*DIRECTIONS:*
Change every "outer" to "side" in the part of the records that opens with the line containing "- arrow-inner-right-svg: [463, 254, 503, 272]" and closes with the line containing "- arrow-outer-right: [616, 242, 756, 272]". Give only those lines back, with nothing else altered.

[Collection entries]
##########

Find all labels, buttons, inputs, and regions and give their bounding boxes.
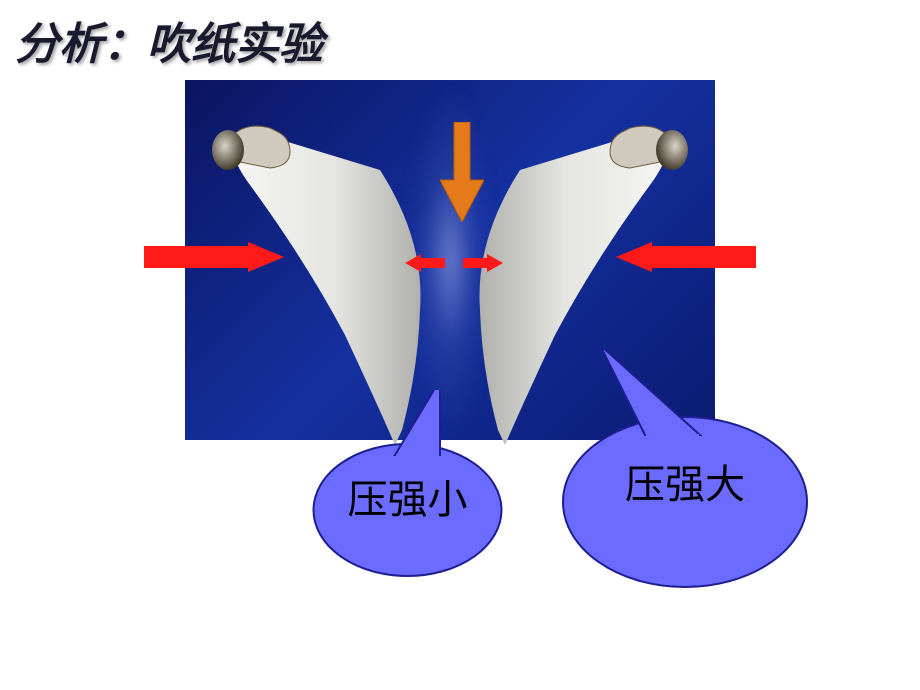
- arrow-inner-right-svg: [463, 254, 503, 272]
- bubble-low-pressure: 压强小: [310, 390, 505, 580]
- arrow-inner-left: [405, 254, 445, 272]
- arrow-outer-left: [144, 242, 284, 272]
- arrow-outer-right-svg: [616, 242, 756, 272]
- arrow-down-svg: [440, 122, 484, 222]
- arrow-down: [440, 122, 484, 222]
- arrow-outer-right: [616, 242, 756, 272]
- bubble-high-pressure-label: 压强大: [625, 432, 745, 508]
- bubble-high-pressure: 压强大: [560, 350, 810, 590]
- bubble-low-pressure-label: 压强小: [348, 447, 468, 523]
- arrow-inner-left-svg: [405, 254, 445, 272]
- page-title: 分析：吹纸实验: [15, 8, 323, 72]
- arrow-inner-right: [463, 254, 503, 272]
- arrow-outer-left-svg: [144, 242, 284, 272]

##########

*OUTPUT:*
- arrow-inner-right-svg: [463, 254, 503, 272]
- bubble-low-pressure: 压强小: [310, 390, 505, 580]
- arrow-inner-left: [405, 254, 445, 272]
- arrow-side-left: [144, 242, 284, 272]
- arrow-side-right-svg: [616, 242, 756, 272]
- arrow-down-svg: [440, 122, 484, 222]
- arrow-down: [440, 122, 484, 222]
- arrow-side-right: [616, 242, 756, 272]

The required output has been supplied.